■ Exercise: Extract the entries in their exact form.

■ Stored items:
☆ ☆ ☆ ☆

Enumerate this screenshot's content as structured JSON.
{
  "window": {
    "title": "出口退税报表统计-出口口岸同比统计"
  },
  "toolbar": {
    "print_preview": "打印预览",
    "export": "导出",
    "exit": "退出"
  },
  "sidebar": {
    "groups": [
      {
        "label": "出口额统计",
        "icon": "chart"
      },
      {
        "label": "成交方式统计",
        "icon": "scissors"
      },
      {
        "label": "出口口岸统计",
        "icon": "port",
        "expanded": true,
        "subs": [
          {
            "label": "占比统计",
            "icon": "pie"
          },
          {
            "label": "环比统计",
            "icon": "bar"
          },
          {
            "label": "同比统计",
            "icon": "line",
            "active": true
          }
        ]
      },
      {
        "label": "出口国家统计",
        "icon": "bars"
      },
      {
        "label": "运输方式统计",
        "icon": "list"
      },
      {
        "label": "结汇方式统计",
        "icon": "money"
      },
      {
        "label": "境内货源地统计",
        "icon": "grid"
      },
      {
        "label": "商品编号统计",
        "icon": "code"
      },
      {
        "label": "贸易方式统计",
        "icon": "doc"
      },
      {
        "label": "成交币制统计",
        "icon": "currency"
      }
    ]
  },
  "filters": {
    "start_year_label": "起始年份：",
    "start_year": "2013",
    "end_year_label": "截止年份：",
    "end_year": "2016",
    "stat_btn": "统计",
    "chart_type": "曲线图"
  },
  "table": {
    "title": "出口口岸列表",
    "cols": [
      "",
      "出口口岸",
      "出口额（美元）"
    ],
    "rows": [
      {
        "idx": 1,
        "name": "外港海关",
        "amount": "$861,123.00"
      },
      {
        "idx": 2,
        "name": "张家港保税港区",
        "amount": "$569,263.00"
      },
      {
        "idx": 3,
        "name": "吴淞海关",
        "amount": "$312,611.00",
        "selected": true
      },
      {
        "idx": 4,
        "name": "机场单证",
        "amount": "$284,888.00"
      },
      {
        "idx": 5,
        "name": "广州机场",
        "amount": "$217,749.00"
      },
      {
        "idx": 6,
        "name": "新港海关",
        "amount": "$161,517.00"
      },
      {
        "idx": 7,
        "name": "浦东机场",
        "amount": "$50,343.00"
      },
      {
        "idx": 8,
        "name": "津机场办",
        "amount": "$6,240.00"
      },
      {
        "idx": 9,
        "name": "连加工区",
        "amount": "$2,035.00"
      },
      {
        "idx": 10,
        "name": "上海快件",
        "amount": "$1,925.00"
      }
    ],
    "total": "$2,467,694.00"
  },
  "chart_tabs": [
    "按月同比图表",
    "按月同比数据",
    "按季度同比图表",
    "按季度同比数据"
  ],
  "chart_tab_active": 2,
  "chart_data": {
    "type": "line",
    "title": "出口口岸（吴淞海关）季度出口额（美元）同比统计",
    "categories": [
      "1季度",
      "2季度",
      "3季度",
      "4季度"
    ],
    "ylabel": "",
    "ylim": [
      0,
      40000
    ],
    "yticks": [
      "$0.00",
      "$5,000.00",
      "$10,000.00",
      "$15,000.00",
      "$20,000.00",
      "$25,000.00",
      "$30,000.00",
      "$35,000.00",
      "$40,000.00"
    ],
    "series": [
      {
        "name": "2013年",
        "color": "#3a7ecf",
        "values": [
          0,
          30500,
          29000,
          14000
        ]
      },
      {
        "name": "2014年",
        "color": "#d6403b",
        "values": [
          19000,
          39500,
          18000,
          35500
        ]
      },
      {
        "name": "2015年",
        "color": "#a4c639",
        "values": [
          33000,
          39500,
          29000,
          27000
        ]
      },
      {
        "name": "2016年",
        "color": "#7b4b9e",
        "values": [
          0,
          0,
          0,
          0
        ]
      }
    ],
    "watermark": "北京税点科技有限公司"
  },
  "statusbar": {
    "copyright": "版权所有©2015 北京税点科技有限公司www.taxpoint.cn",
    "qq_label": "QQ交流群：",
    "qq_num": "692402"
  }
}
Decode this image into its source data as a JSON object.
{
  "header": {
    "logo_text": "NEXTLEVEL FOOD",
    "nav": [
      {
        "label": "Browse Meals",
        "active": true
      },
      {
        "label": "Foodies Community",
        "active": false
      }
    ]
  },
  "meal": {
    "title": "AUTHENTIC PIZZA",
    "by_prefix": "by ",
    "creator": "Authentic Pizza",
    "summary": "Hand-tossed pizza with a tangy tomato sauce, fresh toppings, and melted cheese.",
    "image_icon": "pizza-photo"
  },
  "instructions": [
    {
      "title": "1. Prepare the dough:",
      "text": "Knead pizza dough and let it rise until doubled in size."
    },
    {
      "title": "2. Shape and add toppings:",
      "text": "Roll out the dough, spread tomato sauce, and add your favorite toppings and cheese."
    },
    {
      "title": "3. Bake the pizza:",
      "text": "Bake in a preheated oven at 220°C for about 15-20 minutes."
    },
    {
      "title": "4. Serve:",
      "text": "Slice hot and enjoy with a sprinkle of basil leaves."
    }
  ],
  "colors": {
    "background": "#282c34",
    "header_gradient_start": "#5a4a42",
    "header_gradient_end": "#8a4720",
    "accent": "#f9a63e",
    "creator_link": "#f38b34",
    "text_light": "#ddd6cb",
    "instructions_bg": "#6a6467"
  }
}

☆ ☆ ☆ ☆

■ Exercise result:
Enumerate this screenshot's content as structured JSON.
{
  "window": {
    "title": "出口退税报表统计-出口口岸同比统计"
  },
  "toolbar": {
    "print_preview": "打印预览",
    "export": "导出",
    "exit": "退出"
  },
  "sidebar": {
    "groups": [
      {
        "label": "出口额统计",
        "icon": "chart"
      },
      {
        "label": "成交方式统计",
        "icon": "scissors"
      },
      {
        "label": "出口口岸统计",
        "icon": "port",
        "expanded": true,
        "subs": [
          {
            "label": "占比统计",
            "icon": "pie"
          },
          {
            "label": "环比统计",
            "icon": "bar"
          },
          {
            "label": "同比统计",
            "icon": "line",
            "active": true
          }
        ]
      },
      {
        "label": "出口国家统计",
        "icon": "bars"
      },
      {
        "label": "运输方式统计",
        "icon": "list"
      },
      {
        "label": "结汇方式统计",
        "icon": "money"
      },
      {
        "label": "境内货源地统计",
        "icon": "grid"
      },
      {
        "label": "商品编号统计",
        "icon": "code"
      },
      {
        "label": "贸易方式统计",
        "icon": "doc"
      },
      {
        "label": "成交币制统计",
        "icon": "currency"
      }
    ]
  },
  "filters": {
    "start_year_label": "起始年份：",
    "start_year": "2013",
    "end_year_label": "截止年份：",
    "end_year": "2016",
    "stat_btn": "统计",
    "chart_type": "曲线图"
  },
  "table": {
    "title": "出口口岸列表",
    "cols": [
      "",
      "出口口岸",
      "出口额（美元）"
    ],
    "rows": [
      {
        "idx": 1,
        "name": "外港海关",
        "amount": "$861,123.00"
      },
      {
        "idx": 2,
        "name": "张家港保税港区",
        "amount": "$569,263.00"
      },
      {
        "idx": 3,
        "name": "吴淞海关",
        "amount": "$312,611.00",
        "selected": true
      },
      {
        "idx": 4,
        "name": "机场单证",
        "amount": "$284,888.00"
      },
      {
        "idx": 5,
        "name": "广州机场",
        "amount": "$217,749.00"
      },
      {
        "idx": 6,
        "name": "新港海关",
        "amount": "$161,517.00"
      },
      {
        "idx": 7,
        "name": "浦东机场",
        "amount": "$50,343.00"
      },
      {
        "idx": 8,
        "name": "津机场办",
        "amount": "$6,240.00"
      },
      {
        "idx": 9,
        "name": "连加工区",
        "amount": "$2,035.00"
      },
      {
        "idx": 10,
        "name": "上海快件",
        "amount": "$1,925.00"
      }
    ],
    "total": "$2,467,694.00"
  },
  "chart_tabs": [
    "按月同比图表",
    "按月同比数据",
    "按季度同比图表",
    "按季度同比数据"
  ],
  "chart_tab_active": 2,
  "chart_data": {
    "type": "line",
    "title": "出口口岸（吴淞海关）季度出口额（美元）同比统计",
    "categories": [
      "1季度",
      "2季度",
      "3季度",
      "4季度"
    ],
    "ylabel": "",
    "ylim": [
      0,
      40000
    ],
    "yticks": [
      "$0.00",
      "$5,000.00",
      "$10,000.00",
      "$15,000.00",
      "$20,000.00",
      "$25,000.00",
      "$30,000.00",
      "$35,000.00",
      "$40,000.00"
    ],
    "series": [
      {
        "name": "2013年",
        "color": "#3a7ecf",
        "values": [
          0,
          30500,
          29000,
          14000
        ]
      },
      {
        "name": "2014年",
        "color": "#d6403b",
        "values": [
          19000,
          39500,
          18000,
          35500
        ]
      },
      {
        "name": "2015年",
        "color": "#a4c639",
        "values": [
          33000,
          39500,
          29000,
          27000
        ]
      },
      {
        "name": "2016年",
        "color": "#7b4b9e",
        "values": [
          0,
          0,
          0,
          0
        ]
      }
    ],
    "watermark": "北京税点科技有限公司"
  },
  "statusbar": {
    "copyright": "版权所有©2015 北京税点科技有限公司www.taxpoint.cn",
    "qq_label": "QQ交流群：",
    "qq_num": "692402"
  }
}
Decode this image into its source data as a JSON object.
{
  "header": {
    "logo_text": "NEXTLEVEL FOOD",
    "nav": [
      {
        "label": "Browse Meals",
        "active": true
      },
      {
        "label": "Foodies Community",
        "active": false
      }
    ]
  },
  "meal": {
    "title": "AUTHENTIC PIZZA",
    "by_prefix": "by ",
    "creator": "Authentic Pizza",
    "summary": "Hand-tossed pizza with a tangy tomato sauce, fresh toppings, and melted cheese.",
    "image_icon": "pizza-photo"
  },
  "instructions": [
    {
      "title": "1. Prepare the dough:",
      "text": "Knead pizza dough and let it rise until doubled in size."
    },
    {
      "title": "2. Shape and add toppings:",
      "text": "Roll out the dough, spread tomato sauce, and add your favorite toppings and cheese."
    },
    {
      "title": "3. Bake the pizza:",
      "text": "Bake in a preheated oven at 220°C for about 15-20 minutes."
    },
    {
      "title": "4. Serve:",
      "text": "Slice hot and enjoy with a sprinkle of basil leaves."
    }
  ],
  "colors": {
    "background": "#282c34",
    "header_gradient_start": "#5a4a42",
    "header_gradient_end": "#8a4720",
    "accent": "#f9a63e",
    "creator_link": "#f38b34",
    "text_light": "#ddd6cb",
    "instructions_bg": "#6a6467"
  }
}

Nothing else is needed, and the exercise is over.